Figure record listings

──────────────────────────────

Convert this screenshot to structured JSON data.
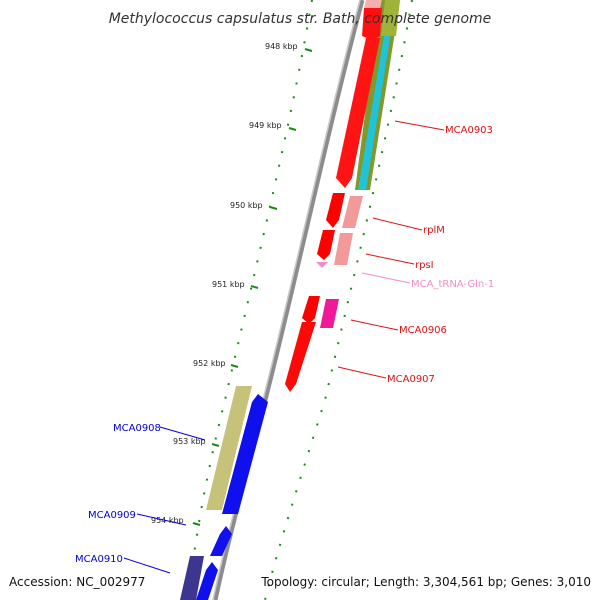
{
  "map": {
    "title": "Methylococcus capsulatus str. Bath, complete genome",
    "accession": "Accession: NC_002977",
    "topology": "Topology: circular; Length: 3,304,561 bp; Genes: 3,010",
    "ticks": [
      "948 kbp",
      "949 kbp",
      "950 kbp",
      "951 kbp",
      "952 kbp",
      "953 kbp",
      "954 kbp"
    ],
    "gene_labels": [
      {
        "text": "MCA0903",
        "color": "#dd1111"
      },
      {
        "text": "rplM",
        "color": "#dd1111"
      },
      {
        "text": "rpsI",
        "color": "#dd1111"
      },
      {
        "text": "MCA_tRNA-Gln-1",
        "color": "#f08cc8"
      },
      {
        "text": "MCA0906",
        "color": "#dd1111"
      },
      {
        "text": "MCA0907",
        "color": "#dd1111"
      },
      {
        "text": "MCA0908",
        "color": "#0000dd"
      },
      {
        "text": "MCA0909",
        "color": "#0000dd"
      },
      {
        "text": "MCA0910",
        "color": "#0000dd"
      }
    ],
    "colors": {
      "forward_cds": "#ff0000",
      "reverse_cds": "#0000ff",
      "trna": "#f08cc8",
      "tick": "#1a8a1a",
      "backbone": "#888888"
    }
  }
}
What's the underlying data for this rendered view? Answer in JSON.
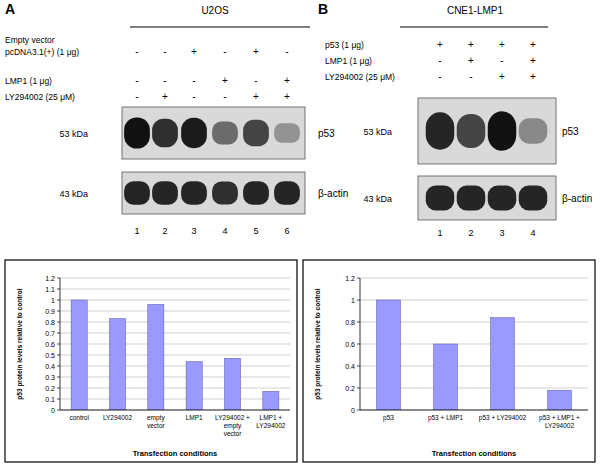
{
  "panels": [
    {
      "label": "A",
      "title": "U2OS",
      "conditions": [
        {
          "label": [
            "Empty vector",
            "pcDNA3.1(+) (1 μg)"
          ],
          "signs": [
            "-",
            "-",
            "+",
            "-",
            "+",
            "-"
          ]
        },
        {
          "label": [
            "LMP1 (1 μg)"
          ],
          "signs": [
            "-",
            "-",
            "-",
            "+",
            "-",
            "+"
          ]
        },
        {
          "label": [
            "LY294002 (25 μM)"
          ],
          "signs": [
            "-",
            "+",
            "-",
            "-",
            "+",
            "+"
          ]
        }
      ],
      "lanes": [
        1,
        2,
        3,
        4,
        5,
        6
      ],
      "blots": [
        {
          "size": "53 kDa",
          "protein": "p53",
          "intensity": [
            1.0,
            0.85,
            0.95,
            0.55,
            0.75,
            0.35
          ]
        },
        {
          "size": "43 kDa",
          "protein": "β-actin",
          "intensity": [
            0.9,
            0.9,
            0.9,
            0.85,
            0.9,
            0.9
          ]
        }
      ]
    },
    {
      "label": "B",
      "title": "CNE1-LMP1",
      "conditions": [
        {
          "label": [
            "p53 (1 μg)"
          ],
          "signs": [
            "+",
            "+",
            "+",
            "+"
          ]
        },
        {
          "label": [
            "LMP1 (1 μg)"
          ],
          "signs": [
            "-",
            "+",
            "-",
            "+"
          ]
        },
        {
          "label": [
            "LY294002 (25 μM)"
          ],
          "signs": [
            "-",
            "-",
            "+",
            "+"
          ]
        }
      ],
      "lanes": [
        1,
        2,
        3,
        4
      ],
      "blots": [
        {
          "size": "53 kDa",
          "protein": "p53",
          "intensity": [
            0.9,
            0.75,
            1.0,
            0.4
          ]
        },
        {
          "size": "43 kDa",
          "protein": "β-actin",
          "intensity": [
            0.9,
            0.9,
            0.9,
            0.9
          ]
        }
      ]
    }
  ],
  "chart_data": [
    {
      "type": "bar",
      "y_label": "p53 protein levels relative to control",
      "x_label": "Transfection conditions",
      "categories": [
        "control",
        "LY294002",
        "empty vector",
        "LMP1",
        "LY294002 + empty vector",
        "LMP1 + LY294002"
      ],
      "values": [
        1,
        0.83,
        0.96,
        0.44,
        0.47,
        0.17
      ],
      "color": "#9999ff",
      "ylim": [
        0,
        1.2
      ],
      "yticks": [
        0,
        0.1,
        0.2,
        0.3,
        0.4,
        0.5,
        0.6,
        0.7,
        0.8,
        0.9,
        1,
        1.1,
        1.2
      ],
      "grid": true
    },
    {
      "type": "bar",
      "y_label": "p53 protein levels relative to control",
      "x_label": "Transfection conditions",
      "categories": [
        "p53",
        "p53 + LMP1",
        "p53 + LY294002",
        "p53 + LMP1 + LY294002"
      ],
      "values": [
        1,
        0.6,
        0.84,
        0.18
      ],
      "color": "#9999ff",
      "ylim": [
        0,
        1.2
      ],
      "yticks": [
        0,
        0.2,
        0.4,
        0.6,
        0.8,
        1,
        1.2
      ],
      "grid": true
    }
  ]
}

──────────────────────────────

● EXERCISE OBJECTIVE
Output the data above in full and exactly, with every image left out.

● SOLVED EXERCISE
Convert this screenshot to structured JSON data.
{
  "map": {
    "title": "Methylococcus capsulatus str. Bath, complete genome",
    "accession": "Accession: NC_002977",
    "topology": "Topology: circular; Length: 3,304,561 bp; Genes: 3,010",
    "ticks": [
      "948 kbp",
      "949 kbp",
      "950 kbp",
      "951 kbp",
      "952 kbp",
      "953 kbp",
      "954 kbp"
    ],
    "gene_labels": [
      {
        "text": "MCA0903",
        "color": "#dd1111"
      },
      {
        "text": "rplM",
        "color": "#dd1111"
      },
      {
        "text": "rpsI",
        "color": "#dd1111"
      },
      {
        "text": "MCA_tRNA-Gln-1",
        "color": "#f08cc8"
      },
      {
        "text": "MCA0906",
        "color": "#dd1111"
      },
      {
        "text": "MCA0907",
        "color": "#dd1111"
      },
      {
        "text": "MCA0908",
        "color": "#0000dd"
      },
      {
        "text": "MCA0909",
        "color": "#0000dd"
      },
      {
        "text": "MCA0910",
        "color": "#0000dd"
      }
    ],
    "colors": {
      "forward_cds": "#ff0000",
      "reverse_cds": "#0000ff",
      "trna": "#f08cc8",
      "tick": "#1a8a1a",
      "backbone": "#888888"
    }
  }
}
What's the underlying data for this rendered view? Answer in JSON.
{
  "panels": [
    {
      "label": "A",
      "title": "U2OS",
      "conditions": [
        {
          "label": [
            "Empty vector",
            "pcDNA3.1(+) (1 μg)"
          ],
          "signs": [
            "-",
            "-",
            "+",
            "-",
            "+",
            "-"
          ]
        },
        {
          "label": [
            "LMP1 (1 μg)"
          ],
          "signs": [
            "-",
            "-",
            "-",
            "+",
            "-",
            "+"
          ]
        },
        {
          "label": [
            "LY294002 (25 μM)"
          ],
          "signs": [
            "-",
            "+",
            "-",
            "-",
            "+",
            "+"
          ]
        }
      ],
      "lanes": [
        1,
        2,
        3,
        4,
        5,
        6
      ],
      "blots": [
        {
          "size": "53 kDa",
          "protein": "p53",
          "intensity": [
            1.0,
            0.85,
            0.95,
            0.55,
            0.75,
            0.35
          ]
        },
        {
          "size": "43 kDa",
          "protein": "β-actin",
          "intensity": [
            0.9,
            0.9,
            0.9,
            0.85,
            0.9,
            0.9
          ]
        }
      ]
    },
    {
      "label": "B",
      "title": "CNE1-LMP1",
      "conditions": [
        {
          "label": [
            "p53 (1 μg)"
          ],
          "signs": [
            "+",
            "+",
            "+",
            "+"
          ]
        },
        {
          "label": [
            "LMP1 (1 μg)"
          ],
          "signs": [
            "-",
            "+",
            "-",
            "+"
          ]
        },
        {
          "label": [
            "LY294002 (25 μM)"
          ],
          "signs": [
            "-",
            "-",
            "+",
            "+"
          ]
        }
      ],
      "lanes": [
        1,
        2,
        3,
        4
      ],
      "blots": [
        {
          "size": "53 kDa",
          "protein": "p53",
          "intensity": [
            0.9,
            0.75,
            1.0,
            0.4
          ]
        },
        {
          "size": "43 kDa",
          "protein": "β-actin",
          "intensity": [
            0.9,
            0.9,
            0.9,
            0.9
          ]
        }
      ]
    }
  ],
  "chart_data": [
    {
      "type": "bar",
      "y_label": "p53 protein levels relative to control",
      "x_label": "Transfection conditions",
      "categories": [
        "control",
        "LY294002",
        "empty vector",
        "LMP1",
        "LY294002 + empty vector",
        "LMP1 + LY294002"
      ],
      "values": [
        1,
        0.83,
        0.96,
        0.44,
        0.47,
        0.17
      ],
      "color": "#9999ff",
      "ylim": [
        0,
        1.2
      ],
      "yticks": [
        0,
        0.1,
        0.2,
        0.3,
        0.4,
        0.5,
        0.6,
        0.7,
        0.8,
        0.9,
        1,
        1.1,
        1.2
      ],
      "grid": true
    },
    {
      "type": "bar",
      "y_label": "p53 protein levels relative to control",
      "x_label": "Transfection conditions",
      "categories": [
        "p53",
        "p53 + LMP1",
        "p53 + LY294002",
        "p53 + LMP1 + LY294002"
      ],
      "values": [
        1,
        0.6,
        0.84,
        0.18
      ],
      "color": "#9999ff",
      "ylim": [
        0,
        1.2
      ],
      "yticks": [
        0,
        0.2,
        0.4,
        0.6,
        0.8,
        1,
        1.2
      ],
      "grid": true
    }
  ]
}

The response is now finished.